[Exercise requirements]
Copy these rows line for line, leaving out the pictures.

>> Start The input

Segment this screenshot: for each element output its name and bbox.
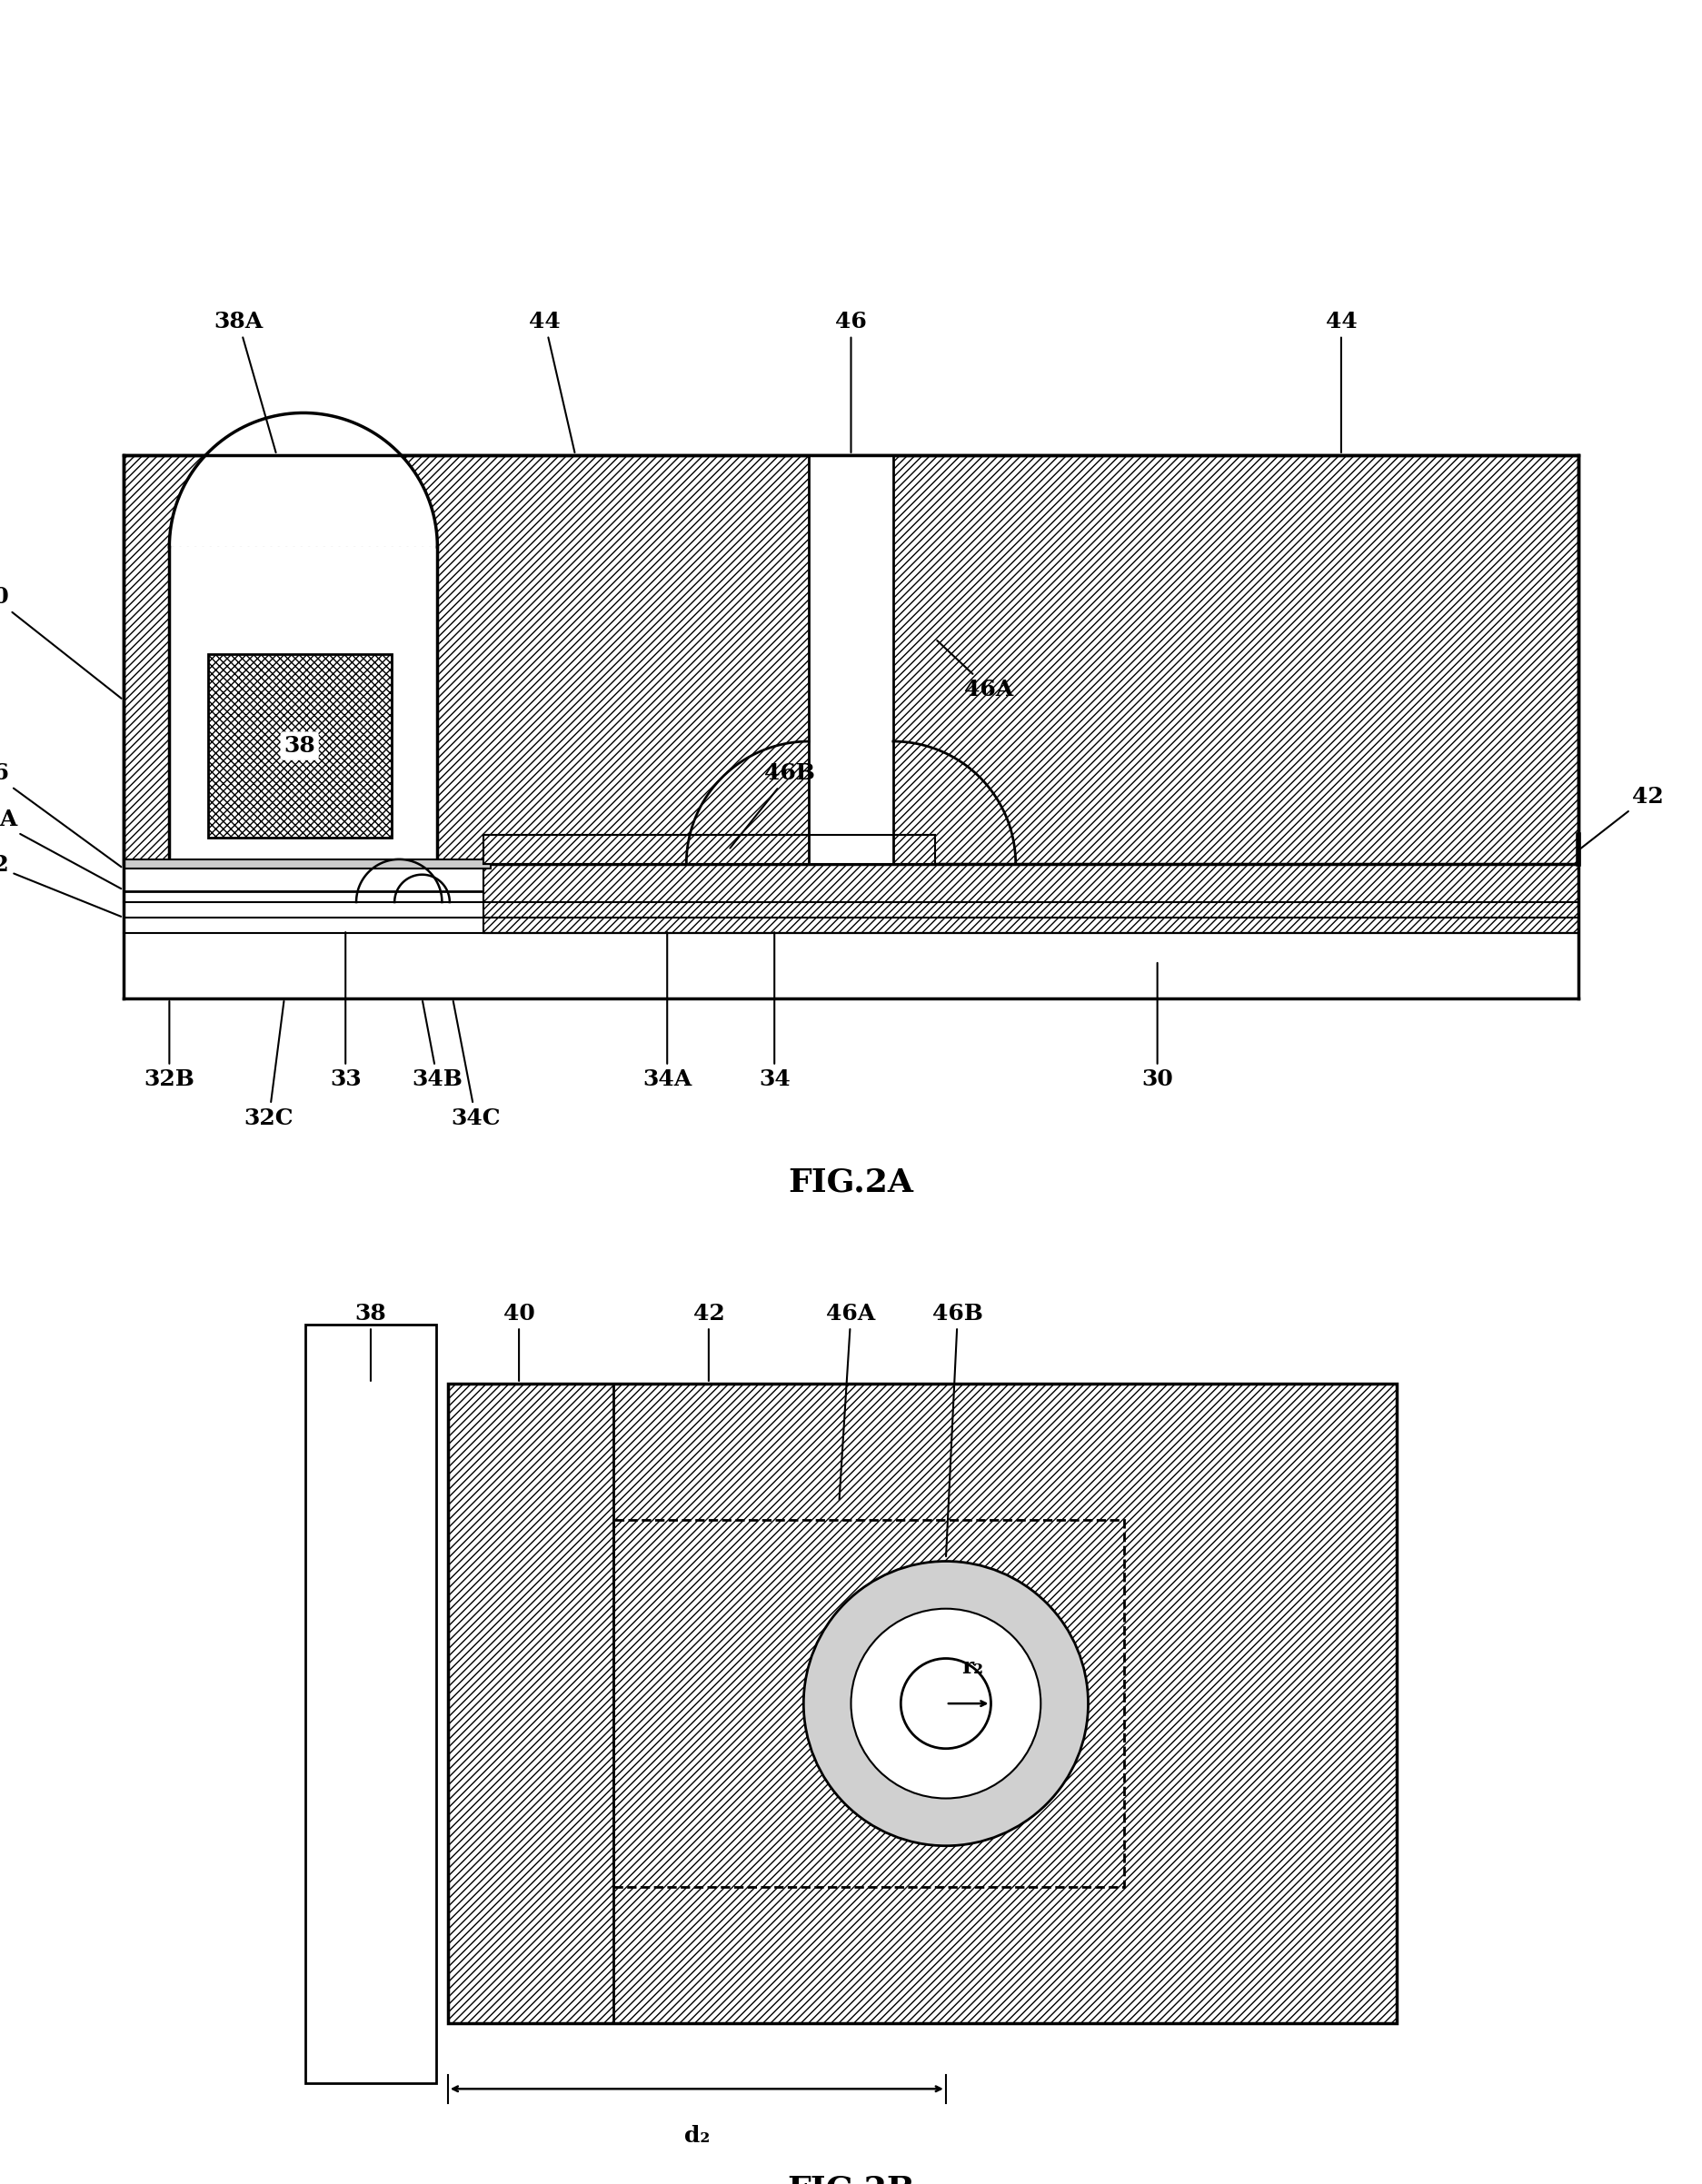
Text: 34B: 34B bbox=[412, 1000, 463, 1090]
Bar bbox=[483, 834, 936, 865]
Polygon shape bbox=[168, 413, 437, 546]
Text: 46B: 46B bbox=[933, 1302, 984, 1557]
Text: FIG.2A: FIG.2A bbox=[788, 1166, 914, 1197]
Circle shape bbox=[851, 1610, 1040, 1797]
Bar bbox=[448, 1382, 1397, 2025]
Text: 46B: 46B bbox=[730, 762, 815, 847]
Text: 42: 42 bbox=[693, 1302, 725, 1380]
Text: 30: 30 bbox=[1142, 963, 1173, 1090]
Circle shape bbox=[803, 1562, 1088, 1845]
Text: 46A: 46A bbox=[938, 640, 1013, 701]
Bar bbox=[614, 1520, 1123, 1887]
Text: 38: 38 bbox=[284, 736, 315, 758]
Text: 34C: 34C bbox=[451, 1000, 500, 1129]
Text: 40: 40 bbox=[504, 1302, 534, 1380]
Bar bbox=[124, 454, 1579, 865]
Bar bbox=[124, 891, 1579, 998]
Text: 36: 36 bbox=[0, 762, 121, 867]
Text: 40: 40 bbox=[0, 585, 121, 699]
Text: 46: 46 bbox=[836, 310, 866, 452]
Text: 38A: 38A bbox=[214, 310, 276, 452]
Text: 32B: 32B bbox=[145, 1000, 194, 1090]
Circle shape bbox=[900, 1658, 991, 1749]
Text: r₂: r₂ bbox=[962, 1658, 984, 1679]
Bar bbox=[808, 454, 894, 865]
Text: 33: 33 bbox=[330, 933, 361, 1090]
Bar bbox=[208, 653, 391, 839]
Text: 32C: 32C bbox=[243, 1000, 294, 1129]
Text: 34: 34 bbox=[759, 933, 790, 1090]
Text: 44: 44 bbox=[1326, 310, 1356, 452]
Text: 32A: 32A bbox=[0, 808, 121, 889]
Bar bbox=[305, 1324, 436, 2084]
Text: 38: 38 bbox=[356, 1302, 386, 1380]
Text: 42: 42 bbox=[1581, 786, 1663, 850]
Text: d₂: d₂ bbox=[684, 2125, 710, 2147]
Text: FIG.2B: FIG.2B bbox=[786, 2173, 916, 2184]
Bar bbox=[124, 858, 490, 869]
Text: 34A: 34A bbox=[643, 933, 691, 1090]
Text: 46A: 46A bbox=[827, 1302, 875, 1500]
Text: 32: 32 bbox=[0, 854, 121, 917]
Bar bbox=[483, 865, 1579, 933]
Text: 44: 44 bbox=[529, 310, 575, 452]
Bar bbox=[170, 546, 437, 865]
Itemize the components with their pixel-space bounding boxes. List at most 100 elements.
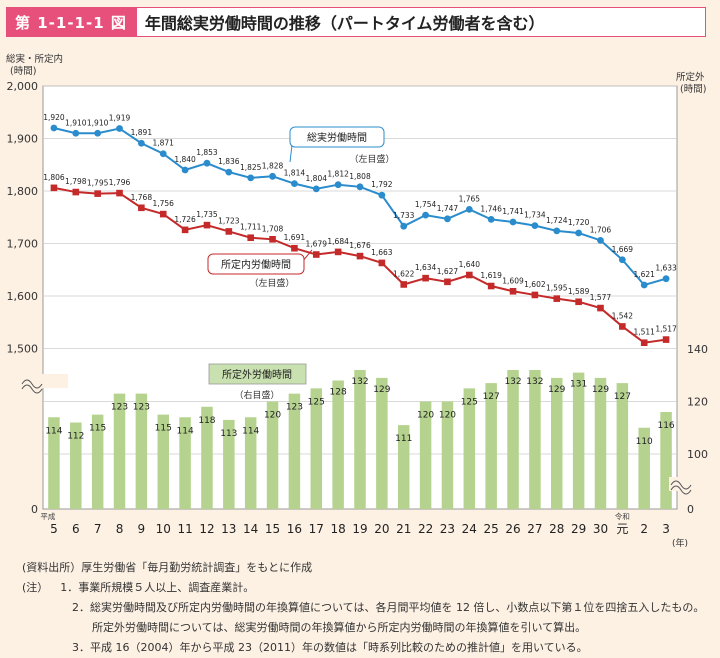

>> End The input

[The result]
Segment this screenshot: for each element output its name and bbox.
Text: 34B: 34B bbox=[412, 1000, 463, 1090]
Bar bbox=[483, 834, 936, 865]
Polygon shape bbox=[168, 413, 437, 546]
Text: 46B: 46B bbox=[933, 1302, 984, 1557]
Text: FIG.2A: FIG.2A bbox=[788, 1166, 914, 1197]
Circle shape bbox=[851, 1610, 1040, 1797]
Bar bbox=[448, 1382, 1397, 2025]
Text: 46B: 46B bbox=[730, 762, 815, 847]
Text: 42: 42 bbox=[693, 1302, 725, 1380]
Text: 30: 30 bbox=[1142, 963, 1173, 1090]
Circle shape bbox=[803, 1562, 1088, 1845]
Text: 46A: 46A bbox=[938, 640, 1013, 701]
Bar bbox=[614, 1520, 1123, 1887]
Text: 38: 38 bbox=[284, 736, 315, 758]
Text: 34C: 34C bbox=[451, 1000, 500, 1129]
Text: 40: 40 bbox=[504, 1302, 534, 1380]
Bar bbox=[124, 454, 1579, 865]
Bar bbox=[124, 891, 1579, 998]
Text: 36: 36 bbox=[0, 762, 121, 867]
Text: 40: 40 bbox=[0, 585, 121, 699]
Text: 46: 46 bbox=[836, 310, 866, 452]
Text: 38A: 38A bbox=[214, 310, 276, 452]
Text: 32B: 32B bbox=[145, 1000, 194, 1090]
Circle shape bbox=[900, 1658, 991, 1749]
Text: r₂: r₂ bbox=[962, 1658, 984, 1679]
Bar bbox=[808, 454, 894, 865]
Text: 33: 33 bbox=[330, 933, 361, 1090]
Bar bbox=[208, 653, 391, 839]
Text: 32C: 32C bbox=[243, 1000, 294, 1129]
Text: 34: 34 bbox=[759, 933, 790, 1090]
Text: 44: 44 bbox=[1326, 310, 1356, 452]
Text: 32A: 32A bbox=[0, 808, 121, 889]
Bar bbox=[305, 1324, 436, 2084]
Text: 38: 38 bbox=[356, 1302, 386, 1380]
Text: 42: 42 bbox=[1581, 786, 1663, 850]
Text: d₂: d₂ bbox=[684, 2125, 710, 2147]
Text: FIG.2B: FIG.2B bbox=[786, 2173, 916, 2184]
Bar bbox=[124, 858, 490, 869]
Text: 34A: 34A bbox=[643, 933, 691, 1090]
Text: 46A: 46A bbox=[827, 1302, 875, 1500]
Text: 32: 32 bbox=[0, 854, 121, 917]
Bar bbox=[483, 865, 1579, 933]
Text: 44: 44 bbox=[529, 310, 575, 452]
Bar bbox=[170, 546, 437, 865]
Itemize the components with their pixel-space bounding boxes. List at most 100 elements.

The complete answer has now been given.